--- Stated exercise ---
Copy out each line of the data holding "client".

--- Input ---

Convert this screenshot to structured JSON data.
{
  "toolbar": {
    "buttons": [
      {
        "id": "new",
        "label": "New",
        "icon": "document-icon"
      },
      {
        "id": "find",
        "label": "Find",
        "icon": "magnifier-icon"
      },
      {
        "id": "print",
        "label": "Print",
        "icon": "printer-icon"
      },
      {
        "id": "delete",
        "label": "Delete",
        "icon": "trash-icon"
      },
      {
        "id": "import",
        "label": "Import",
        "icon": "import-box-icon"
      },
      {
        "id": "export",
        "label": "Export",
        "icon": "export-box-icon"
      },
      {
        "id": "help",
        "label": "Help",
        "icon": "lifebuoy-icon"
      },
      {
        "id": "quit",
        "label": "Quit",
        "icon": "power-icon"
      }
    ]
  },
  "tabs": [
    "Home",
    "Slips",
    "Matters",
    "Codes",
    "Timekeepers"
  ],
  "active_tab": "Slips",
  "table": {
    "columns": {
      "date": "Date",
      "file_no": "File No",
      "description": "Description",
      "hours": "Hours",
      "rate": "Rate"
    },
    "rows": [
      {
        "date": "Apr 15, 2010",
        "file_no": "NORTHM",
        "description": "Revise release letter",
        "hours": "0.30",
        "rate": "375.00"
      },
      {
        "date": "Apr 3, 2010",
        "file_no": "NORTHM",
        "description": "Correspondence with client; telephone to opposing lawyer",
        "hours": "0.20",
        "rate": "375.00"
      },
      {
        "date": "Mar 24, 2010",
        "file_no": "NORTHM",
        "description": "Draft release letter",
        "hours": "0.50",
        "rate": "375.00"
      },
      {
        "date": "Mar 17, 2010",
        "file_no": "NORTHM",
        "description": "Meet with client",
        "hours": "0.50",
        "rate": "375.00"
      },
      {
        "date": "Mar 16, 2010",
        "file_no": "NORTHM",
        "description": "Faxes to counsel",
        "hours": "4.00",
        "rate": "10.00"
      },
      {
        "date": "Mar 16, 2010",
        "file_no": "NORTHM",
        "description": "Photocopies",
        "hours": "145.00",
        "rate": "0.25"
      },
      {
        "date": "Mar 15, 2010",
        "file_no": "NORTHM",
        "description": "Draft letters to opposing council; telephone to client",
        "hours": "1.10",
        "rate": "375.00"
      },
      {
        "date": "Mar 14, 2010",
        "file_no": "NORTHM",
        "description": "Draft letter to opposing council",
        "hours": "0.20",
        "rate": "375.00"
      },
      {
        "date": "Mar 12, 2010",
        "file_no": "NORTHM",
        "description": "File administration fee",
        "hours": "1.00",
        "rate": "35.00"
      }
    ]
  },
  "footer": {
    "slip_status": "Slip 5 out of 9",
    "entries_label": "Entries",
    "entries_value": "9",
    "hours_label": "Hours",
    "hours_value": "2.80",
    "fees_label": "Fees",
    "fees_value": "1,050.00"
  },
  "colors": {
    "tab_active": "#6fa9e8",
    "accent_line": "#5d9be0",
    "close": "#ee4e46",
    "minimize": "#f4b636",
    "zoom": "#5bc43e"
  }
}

--- Worked solution ---
        "description": "Correspondence with client; telephone to opposing lawyer",
        "description": "Meet with client",
        "description": "Draft letters to opposing council; telephone to client",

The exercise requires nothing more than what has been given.